---------- Information shown

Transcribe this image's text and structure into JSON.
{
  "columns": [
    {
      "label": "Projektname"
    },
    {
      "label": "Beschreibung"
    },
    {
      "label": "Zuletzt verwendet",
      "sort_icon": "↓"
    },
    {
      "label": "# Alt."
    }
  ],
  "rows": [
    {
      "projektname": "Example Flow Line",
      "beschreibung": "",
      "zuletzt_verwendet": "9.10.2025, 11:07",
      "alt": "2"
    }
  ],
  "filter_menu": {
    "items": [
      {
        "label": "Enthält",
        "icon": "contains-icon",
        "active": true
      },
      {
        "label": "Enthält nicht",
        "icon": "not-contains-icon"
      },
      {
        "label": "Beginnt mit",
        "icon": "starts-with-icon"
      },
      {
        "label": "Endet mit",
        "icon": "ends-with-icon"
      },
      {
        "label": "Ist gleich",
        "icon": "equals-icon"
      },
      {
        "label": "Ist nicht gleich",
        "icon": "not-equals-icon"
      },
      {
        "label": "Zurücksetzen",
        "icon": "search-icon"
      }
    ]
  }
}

--------------------

• [Set task] Output the full listing without altering anything.

• [Right answer]
Transcribe this image's text and structure into JSON.
{
  "columns": [
    {
      "label": "Projektname"
    },
    {
      "label": "Beschreibung"
    },
    {
      "label": "Zuletzt verwendet",
      "sort_icon": "↓"
    },
    {
      "label": "# Alt."
    }
  ],
  "rows": [
    {
      "projektname": "Example Flow Line",
      "beschreibung": "",
      "zuletzt_verwendet": "9.10.2025, 11:07",
      "alt": "2"
    }
  ],
  "filter_menu": {
    "items": [
      {
        "label": "Enthält",
        "icon": "contains-icon",
        "active": true
      },
      {
        "label": "Enthält nicht",
        "icon": "not-contains-icon"
      },
      {
        "label": "Beginnt mit",
        "icon": "starts-with-icon"
      },
      {
        "label": "Endet mit",
        "icon": "ends-with-icon"
      },
      {
        "label": "Ist gleich",
        "icon": "equals-icon"
      },
      {
        "label": "Ist nicht gleich",
        "icon": "not-equals-icon"
      },
      {
        "label": "Zurücksetzen",
        "icon": "search-icon"
      }
    ]
  }
}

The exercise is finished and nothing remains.